-- begin Source records --
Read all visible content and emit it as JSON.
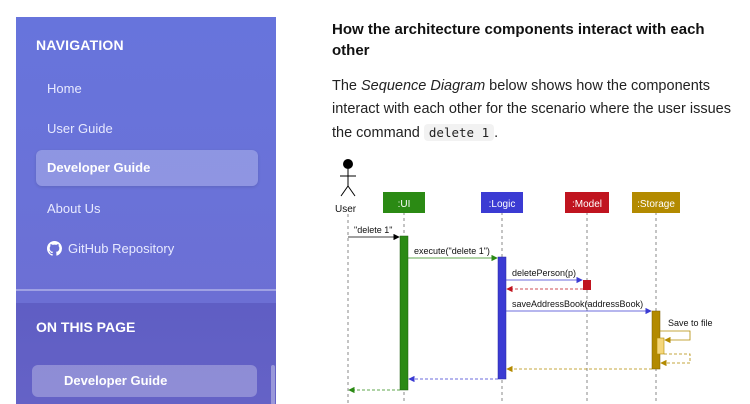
{
  "sidebar": {
    "nav_heading": "NAVIGATION",
    "items": [
      {
        "label": "Home"
      },
      {
        "label": "User Guide"
      },
      {
        "label": "Developer Guide"
      },
      {
        "label": "About Us"
      },
      {
        "label": "GitHub Repository"
      }
    ],
    "on_this_page_heading": "ON THIS PAGE",
    "on_this_page_items": [
      {
        "label": "Developer Guide"
      }
    ]
  },
  "content": {
    "section_title": "How the architecture components interact with each other",
    "para_prefix": "The ",
    "para_em": "Sequence Diagram",
    "para_middle": " below shows how the components interact with each other for the scenario where the user issues the command ",
    "para_code": "delete 1",
    "para_suffix": "."
  },
  "diagram": {
    "actor": "User",
    "participants": [
      {
        "label": ":UI",
        "color": "#2b8a14"
      },
      {
        "label": ":Logic",
        "color": "#3b3bd3"
      },
      {
        "label": ":Model",
        "color": "#c0141f"
      },
      {
        "label": ":Storage",
        "color": "#b38a00"
      }
    ],
    "messages": [
      "\"delete 1\"",
      "execute(\"delete 1\")",
      "deletePerson(p)",
      "saveAddressBook(addressBook)",
      "Save to file"
    ]
  }
}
-- end Source records --
■ **Stated exercise**: Every line above should be returned word for word, with the pictures left behind.

■ **The response**:
Read all visible content and emit it as JSON.
{
  "sidebar": {
    "nav_heading": "NAVIGATION",
    "items": [
      {
        "label": "Home"
      },
      {
        "label": "User Guide"
      },
      {
        "label": "Developer Guide"
      },
      {
        "label": "About Us"
      },
      {
        "label": "GitHub Repository"
      }
    ],
    "on_this_page_heading": "ON THIS PAGE",
    "on_this_page_items": [
      {
        "label": "Developer Guide"
      }
    ]
  },
  "content": {
    "section_title": "How the architecture components interact with each other",
    "para_prefix": "The ",
    "para_em": "Sequence Diagram",
    "para_middle": " below shows how the components interact with each other for the scenario where the user issues the command ",
    "para_code": "delete 1",
    "para_suffix": "."
  },
  "diagram": {
    "actor": "User",
    "participants": [
      {
        "label": ":UI",
        "color": "#2b8a14"
      },
      {
        "label": ":Logic",
        "color": "#3b3bd3"
      },
      {
        "label": ":Model",
        "color": "#c0141f"
      },
      {
        "label": ":Storage",
        "color": "#b38a00"
      }
    ],
    "messages": [
      "\"delete 1\"",
      "execute(\"delete 1\")",
      "deletePerson(p)",
      "saveAddressBook(addressBook)",
      "Save to file"
    ]
  }
}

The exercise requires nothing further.